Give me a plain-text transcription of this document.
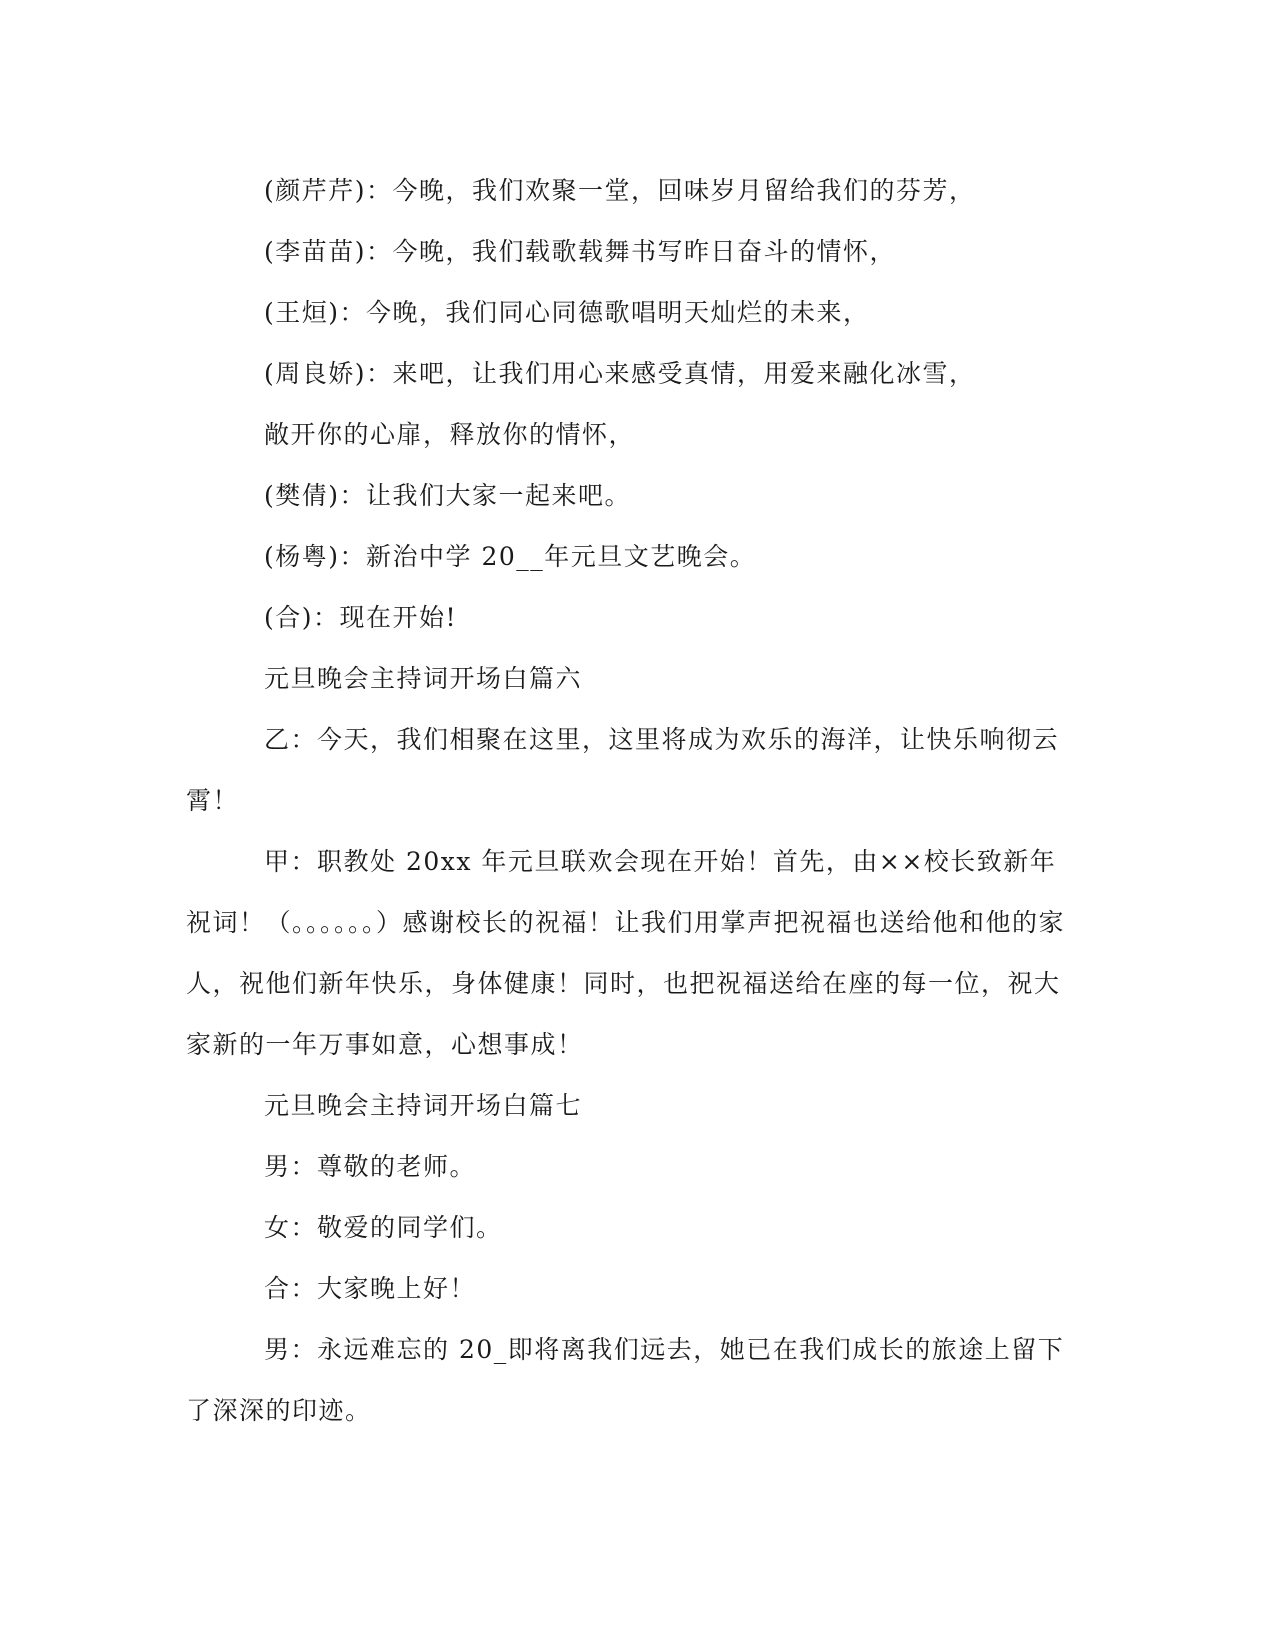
(颜芹芹)：今晚，我们欢聚一堂，回味岁月留给我们的芬芳，

(李苗苗)：今晚，我们载歌载舞书写昨日奋斗的情怀，

(王烜)：今晚，我们同心同德歌唱明天灿烂的未来，

(周良娇)：来吧，让我们用心来感受真情，用爱来融化冰雪，

敞开你的心扉，释放你的情怀，

(樊倩)：让我们大家一起来吧。

(杨粤)：新治中学 20__年元旦文艺晚会。

(合)：现在开始!

元旦晚会主持词开场白篇六

乙：今天，我们相聚在这里，这里将成为欢乐的海洋，让快乐响彻云霄！

甲：职教处 20xx 年元旦联欢会现在开始！首先，由××校长致新年祝词！（。。。。。。）感谢校长的祝福！让我们用掌声把祝福也送给他和他的家人，祝他们新年快乐，身体健康！同时，也把祝福送给在座的每一位，祝大家新的一年万事如意，心想事成！

元旦晚会主持词开场白篇七

男：尊敬的老师。

女：敬爱的同学们。

合：大家晚上好！

男：永远难忘的 20_即将离我们远去，她已在我们成长的旅途上留下了深深的印迹。
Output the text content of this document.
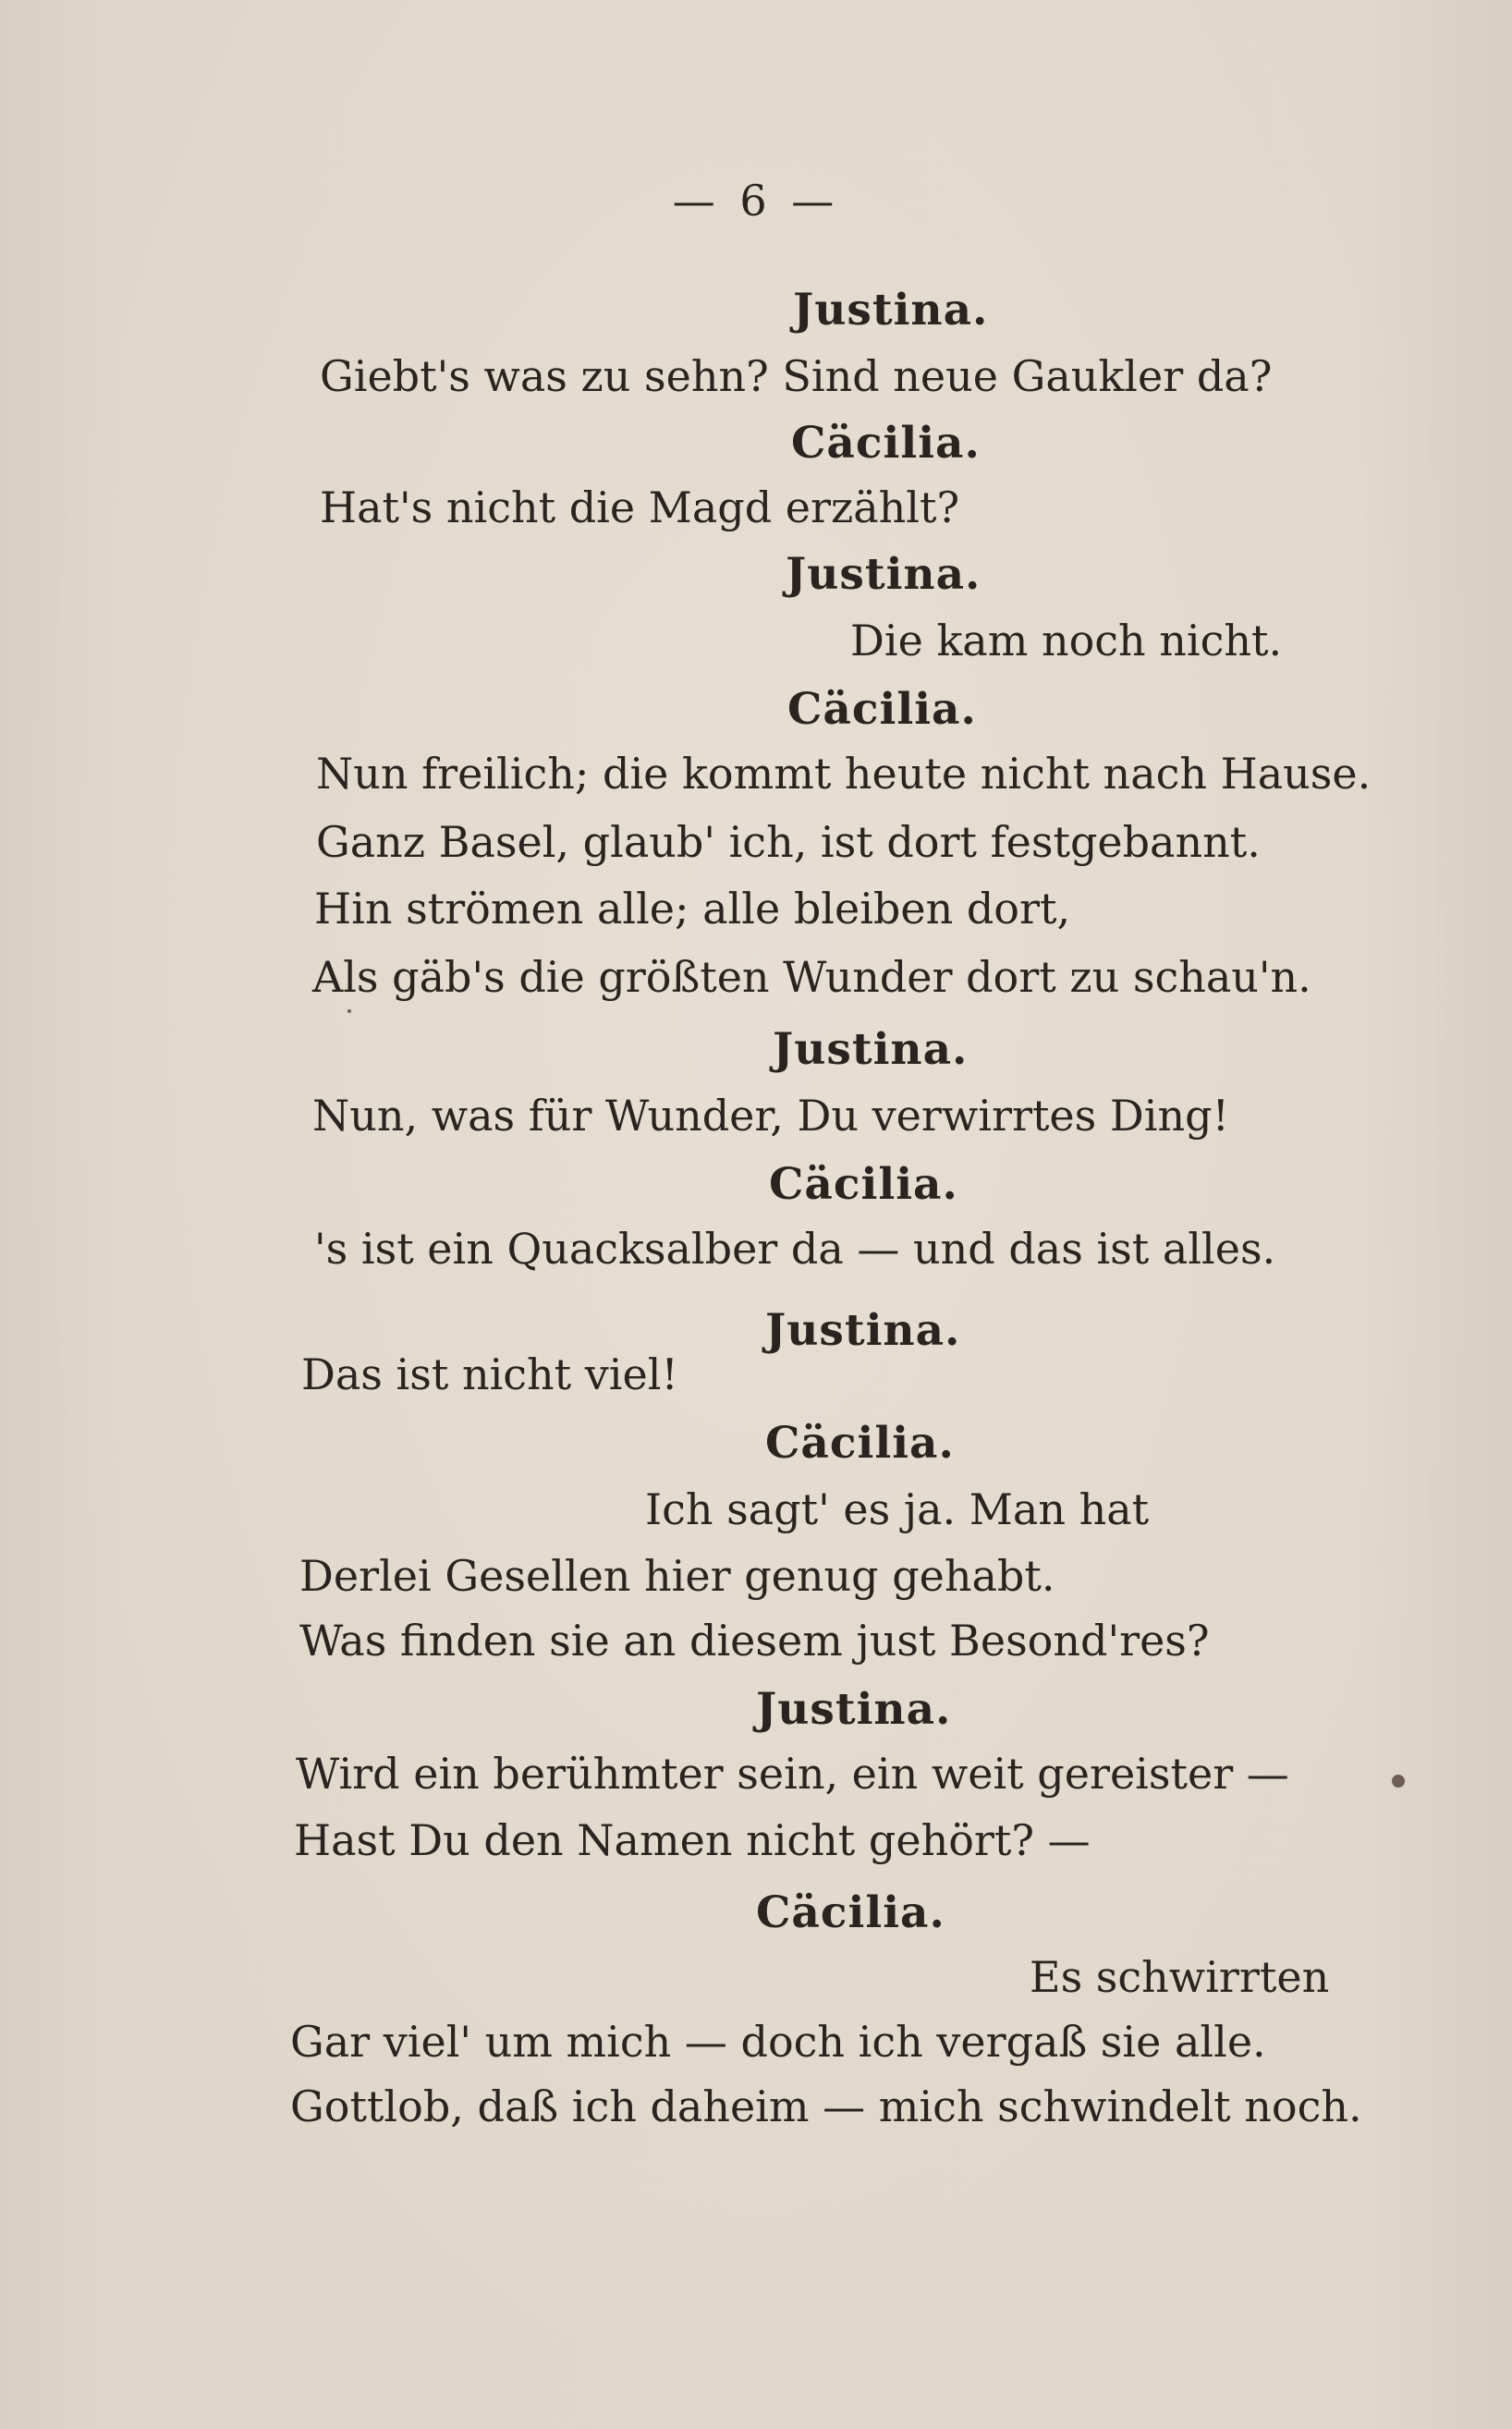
— 6 —
Justina.
Giebt's was zu sehn? Sind neue Gaukler da?
Cäcilia.
Hat's nicht die Magd erzählt?
Justina.
Die kam noch nicht.
Cäcilia.
Nun freilich; die kommt heute nicht nach Hause.
Ganz Basel, glaub' ich, ist dort festgebannt.
Hin strömen alle; alle bleiben dort,
Als gäb's die größten Wunder dort zu schau'n.
Justina.
Nun, was für Wunder, Du verwirrtes Ding!
Cäcilia.
's ist ein Quacksalber da — und das ist alles.
Justina.
Das ist nicht viel!
Cäcilia.
Ich sagt' es ja. Man hat
Derlei Gesellen hier genug gehabt.
Was finden sie an diesem just Besond'res?
Justina.
Wird ein berühmter sein, ein weit gereister —
Hast Du den Namen nicht gehört? —
Cäcilia.
Es schwirrten
Gar viel' um mich — doch ich vergaß sie alle.
Gottlob, daß ich daheim — mich schwindelt noch.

☆ ☆ ☆

CHALLENGE:
Your copy should repeat each entry above exactly but contain no pictures.

SOLUTION TO THIS PROBLEM:
Give me a plain-text transcription of this document.
(颜芹芹)：今晚，我们欢聚一堂，回味岁月留给我们的芬芳，

(李苗苗)：今晚，我们载歌载舞书写昨日奋斗的情怀，

(王烜)：今晚，我们同心同德歌唱明天灿烂的未来，

(周良娇)：来吧，让我们用心来感受真情，用爱来融化冰雪，

敞开你的心扉，释放你的情怀，

(樊倩)：让我们大家一起来吧。

(杨粤)：新治中学 20__年元旦文艺晚会。

(合)：现在开始!

元旦晚会主持词开场白篇六

乙：今天，我们相聚在这里，这里将成为欢乐的海洋，让快乐响彻云霄！

甲：职教处 20xx 年元旦联欢会现在开始！首先，由××校长致新年祝词！（。。。。。。）感谢校长的祝福！让我们用掌声把祝福也送给他和他的家人，祝他们新年快乐，身体健康！同时，也把祝福送给在座的每一位，祝大家新的一年万事如意，心想事成！

元旦晚会主持词开场白篇七

男：尊敬的老师。

女：敬爱的同学们。

合：大家晚上好！

男：永远难忘的 20_即将离我们远去，她已在我们成长的旅途上留下了深深的印迹。
Output the text content of this document.
— 6 —
Justina.
Giebt's was zu sehn? Sind neue Gaukler da?
Cäcilia.
Hat's nicht die Magd erzählt?
Justina.
Die kam noch nicht.
Cäcilia.
Nun freilich; die kommt heute nicht nach Hause.
Ganz Basel, glaub' ich, ist dort festgebannt.
Hin strömen alle; alle bleiben dort,
Als gäb's die größten Wunder dort zu schau'n.
Justina.
Nun, was für Wunder, Du verwirrtes Ding!
Cäcilia.
's ist ein Quacksalber da — und das ist alles.
Justina.
Das ist nicht viel!
Cäcilia.
Ich sagt' es ja. Man hat
Derlei Gesellen hier genug gehabt.
Was finden sie an diesem just Besond'res?
Justina.
Wird ein berühmter sein, ein weit gereister —
Hast Du den Namen nicht gehört? —
Cäcilia.
Es schwirrten
Gar viel' um mich — doch ich vergaß sie alle.
Gottlob, daß ich daheim — mich schwindelt noch.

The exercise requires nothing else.